DATA IN THIS EXERCISE:
* * * * * * *

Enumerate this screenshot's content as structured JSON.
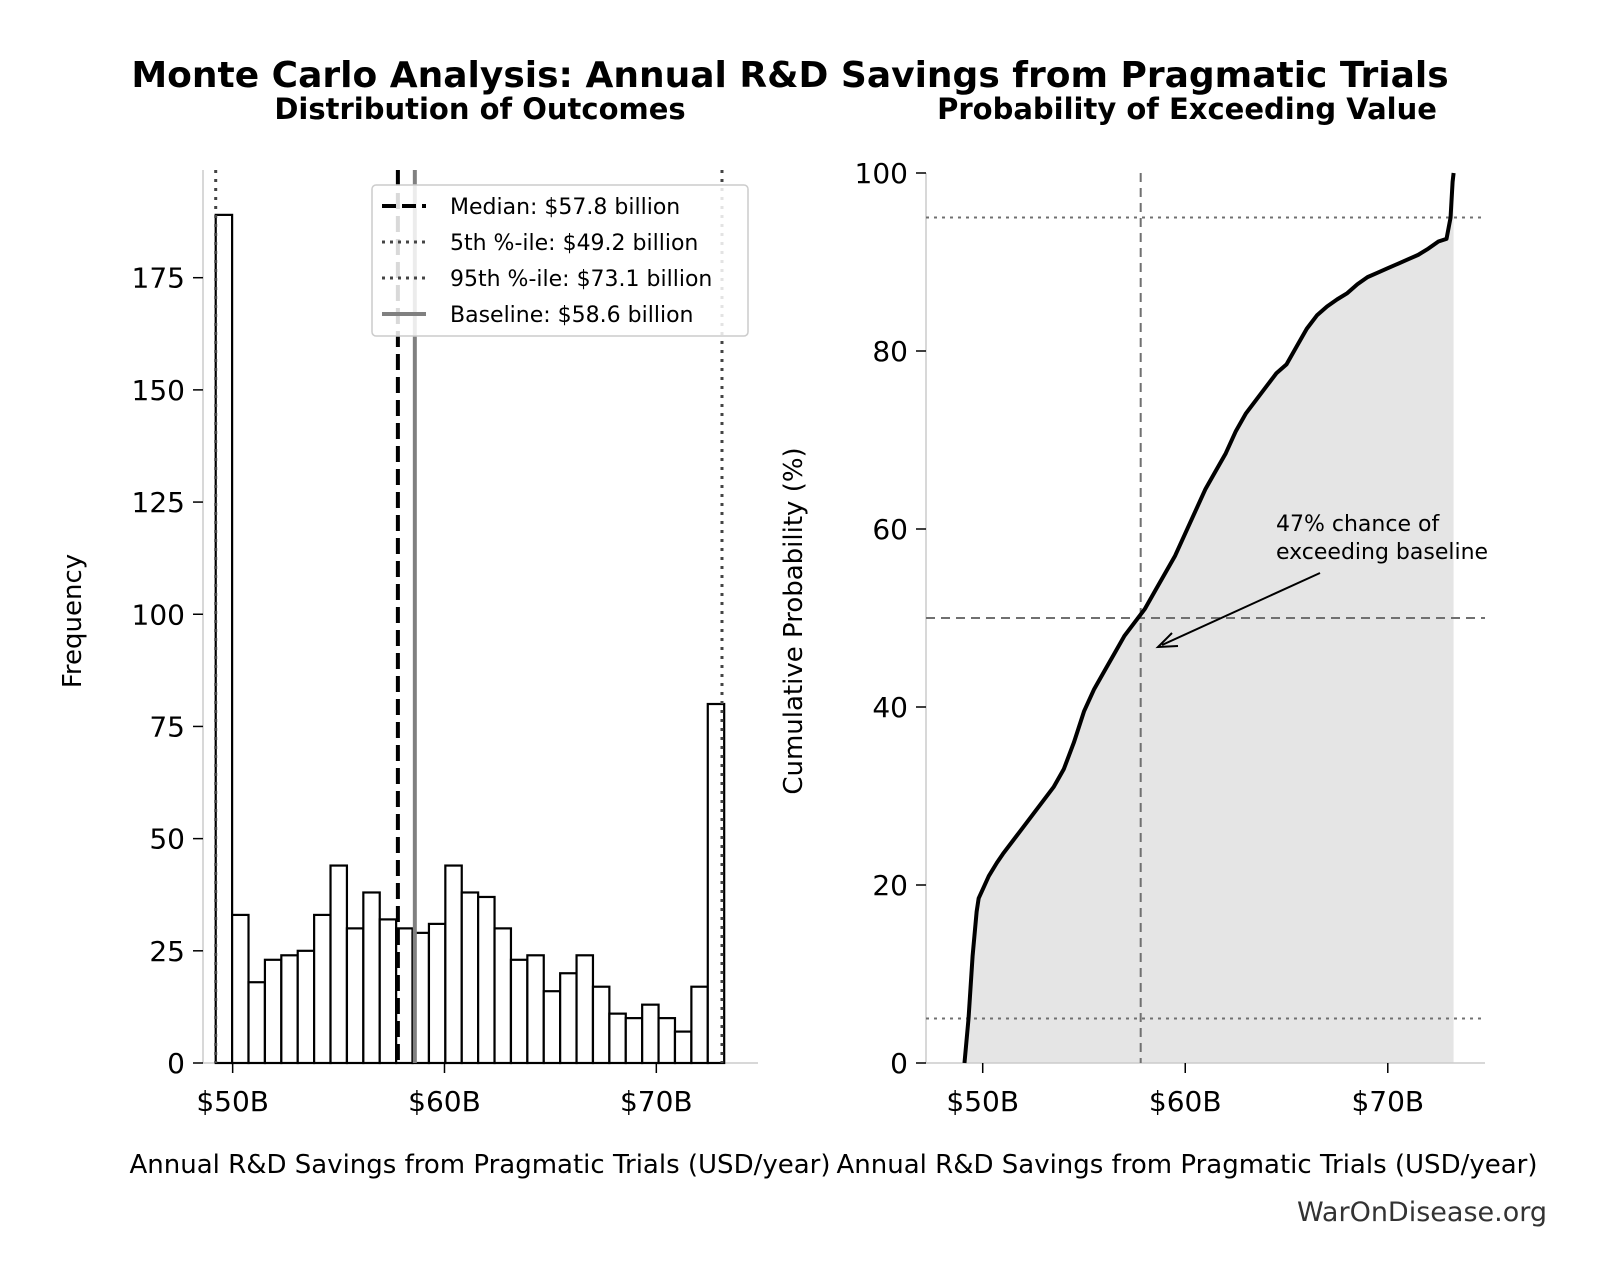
{
  "suptitle": "Monte Carlo Analysis: Annual R&D Savings from Pragmatic Trials",
  "watermark": "WarOnDisease.org",
  "colors": {
    "line": "#000000",
    "baseline": "#808080",
    "fill": "#e5e5e5",
    "ref_line": "#707070",
    "axis": "#cccccc"
  },
  "chart_data": [
    {
      "type": "bar",
      "title": "Distribution of Outcomes",
      "xlabel": "Annual R&D Savings from Pragmatic Trials (USD/year)",
      "ylabel": "Frequency",
      "xlim": [
        48.6,
        74.8
      ],
      "ylim": [
        0,
        199
      ],
      "xticks": [
        50,
        60,
        70
      ],
      "xtick_labels": [
        "$50B",
        "$60B",
        "$70B"
      ],
      "yticks": [
        0,
        25,
        50,
        75,
        100,
        125,
        150,
        175
      ],
      "bin_start": 49.2,
      "bin_width": 0.7743,
      "values": [
        189,
        33,
        18,
        23,
        24,
        25,
        33,
        44,
        30,
        38,
        32,
        30,
        29,
        31,
        44,
        38,
        37,
        30,
        23,
        24,
        16,
        20,
        24,
        17,
        11,
        10,
        13,
        10,
        7,
        17,
        80
      ],
      "reference_lines": [
        {
          "label": "Median: $57.8 billion",
          "x": 57.8,
          "style": "dashed"
        },
        {
          "label": "5th %-ile: $49.2 billion",
          "x": 49.2,
          "style": "dotted"
        },
        {
          "label": "95th %-ile: $73.1 billion",
          "x": 73.1,
          "style": "dotted"
        },
        {
          "label": "Baseline: $58.6 billion",
          "x": 58.6,
          "style": "solid"
        }
      ],
      "legend_position": "top-right",
      "grid": false
    },
    {
      "type": "area",
      "title": "Probability of Exceeding Value",
      "xlabel": "Annual R&D Savings from Pragmatic Trials (USD/year)",
      "ylabel": "Cumulative Probability (%)",
      "xlim": [
        47.2,
        74.8
      ],
      "ylim": [
        0,
        100
      ],
      "xticks": [
        50,
        60,
        70
      ],
      "xtick_labels": [
        "$50B",
        "$60B",
        "$70B"
      ],
      "yticks": [
        0,
        20,
        40,
        60,
        80,
        100
      ],
      "x": [
        49.1,
        49.3,
        49.5,
        49.7,
        49.8,
        50.0,
        50.3,
        50.7,
        51.0,
        51.5,
        52.0,
        52.5,
        53.0,
        53.5,
        54.0,
        54.5,
        55.0,
        55.5,
        56.0,
        56.5,
        57.0,
        57.5,
        58.0,
        58.5,
        59.0,
        59.5,
        60.0,
        60.5,
        61.0,
        61.5,
        62.0,
        62.5,
        63.0,
        63.5,
        64.0,
        64.5,
        65.0,
        65.5,
        66.0,
        66.5,
        67.0,
        67.5,
        68.0,
        68.5,
        69.0,
        69.5,
        70.0,
        70.5,
        71.0,
        71.5,
        72.0,
        72.5,
        72.9,
        73.1,
        73.2,
        73.25
      ],
      "y": [
        0,
        5,
        12,
        17,
        18.5,
        19.5,
        21,
        22.5,
        23.5,
        25,
        26.5,
        28,
        29.5,
        31,
        33,
        36,
        39.5,
        42,
        44,
        46,
        48,
        49.5,
        51,
        53,
        55,
        57,
        59.5,
        62,
        64.5,
        66.5,
        68.5,
        71,
        73,
        74.5,
        76,
        77.5,
        78.5,
        80.5,
        82.5,
        84,
        85,
        85.8,
        86.5,
        87.5,
        88.3,
        88.8,
        89.3,
        89.8,
        90.3,
        90.8,
        91.5,
        92.3,
        92.6,
        95,
        99,
        100
      ],
      "reference_lines": [
        {
          "axis": "y",
          "value": 95,
          "style": "dotted"
        },
        {
          "axis": "y",
          "value": 50,
          "style": "dashed"
        },
        {
          "axis": "y",
          "value": 5,
          "style": "dotted"
        },
        {
          "axis": "x",
          "value": 57.8,
          "style": "dashed"
        }
      ],
      "annotation": {
        "text_line1": "47% chance of",
        "text_line2": "exceeding baseline",
        "x": 58.6,
        "y": 47
      },
      "grid": false
    }
  ]
}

* * * * * * *

TO BE DONE: Will you set down the records word for word while leaving out every picture?

EXERCISE RESPONSE:
Enumerate this screenshot's content as structured JSON.
{
  "suptitle": "Monte Carlo Analysis: Annual R&D Savings from Pragmatic Trials",
  "watermark": "WarOnDisease.org",
  "colors": {
    "line": "#000000",
    "baseline": "#808080",
    "fill": "#e5e5e5",
    "ref_line": "#707070",
    "axis": "#cccccc"
  },
  "chart_data": [
    {
      "type": "bar",
      "title": "Distribution of Outcomes",
      "xlabel": "Annual R&D Savings from Pragmatic Trials (USD/year)",
      "ylabel": "Frequency",
      "xlim": [
        48.6,
        74.8
      ],
      "ylim": [
        0,
        199
      ],
      "xticks": [
        50,
        60,
        70
      ],
      "xtick_labels": [
        "$50B",
        "$60B",
        "$70B"
      ],
      "yticks": [
        0,
        25,
        50,
        75,
        100,
        125,
        150,
        175
      ],
      "bin_start": 49.2,
      "bin_width": 0.7743,
      "values": [
        189,
        33,
        18,
        23,
        24,
        25,
        33,
        44,
        30,
        38,
        32,
        30,
        29,
        31,
        44,
        38,
        37,
        30,
        23,
        24,
        16,
        20,
        24,
        17,
        11,
        10,
        13,
        10,
        7,
        17,
        80
      ],
      "reference_lines": [
        {
          "label": "Median: $57.8 billion",
          "x": 57.8,
          "style": "dashed"
        },
        {
          "label": "5th %-ile: $49.2 billion",
          "x": 49.2,
          "style": "dotted"
        },
        {
          "label": "95th %-ile: $73.1 billion",
          "x": 73.1,
          "style": "dotted"
        },
        {
          "label": "Baseline: $58.6 billion",
          "x": 58.6,
          "style": "solid"
        }
      ],
      "legend_position": "top-right",
      "grid": false
    },
    {
      "type": "area",
      "title": "Probability of Exceeding Value",
      "xlabel": "Annual R&D Savings from Pragmatic Trials (USD/year)",
      "ylabel": "Cumulative Probability (%)",
      "xlim": [
        47.2,
        74.8
      ],
      "ylim": [
        0,
        100
      ],
      "xticks": [
        50,
        60,
        70
      ],
      "xtick_labels": [
        "$50B",
        "$60B",
        "$70B"
      ],
      "yticks": [
        0,
        20,
        40,
        60,
        80,
        100
      ],
      "x": [
        49.1,
        49.3,
        49.5,
        49.7,
        49.8,
        50.0,
        50.3,
        50.7,
        51.0,
        51.5,
        52.0,
        52.5,
        53.0,
        53.5,
        54.0,
        54.5,
        55.0,
        55.5,
        56.0,
        56.5,
        57.0,
        57.5,
        58.0,
        58.5,
        59.0,
        59.5,
        60.0,
        60.5,
        61.0,
        61.5,
        62.0,
        62.5,
        63.0,
        63.5,
        64.0,
        64.5,
        65.0,
        65.5,
        66.0,
        66.5,
        67.0,
        67.5,
        68.0,
        68.5,
        69.0,
        69.5,
        70.0,
        70.5,
        71.0,
        71.5,
        72.0,
        72.5,
        72.9,
        73.1,
        73.2,
        73.25
      ],
      "y": [
        0,
        5,
        12,
        17,
        18.5,
        19.5,
        21,
        22.5,
        23.5,
        25,
        26.5,
        28,
        29.5,
        31,
        33,
        36,
        39.5,
        42,
        44,
        46,
        48,
        49.5,
        51,
        53,
        55,
        57,
        59.5,
        62,
        64.5,
        66.5,
        68.5,
        71,
        73,
        74.5,
        76,
        77.5,
        78.5,
        80.5,
        82.5,
        84,
        85,
        85.8,
        86.5,
        87.5,
        88.3,
        88.8,
        89.3,
        89.8,
        90.3,
        90.8,
        91.5,
        92.3,
        92.6,
        95,
        99,
        100
      ],
      "reference_lines": [
        {
          "axis": "y",
          "value": 95,
          "style": "dotted"
        },
        {
          "axis": "y",
          "value": 50,
          "style": "dashed"
        },
        {
          "axis": "y",
          "value": 5,
          "style": "dotted"
        },
        {
          "axis": "x",
          "value": 57.8,
          "style": "dashed"
        }
      ],
      "annotation": {
        "text_line1": "47% chance of",
        "text_line2": "exceeding baseline",
        "x": 58.6,
        "y": 47
      },
      "grid": false
    }
  ]
}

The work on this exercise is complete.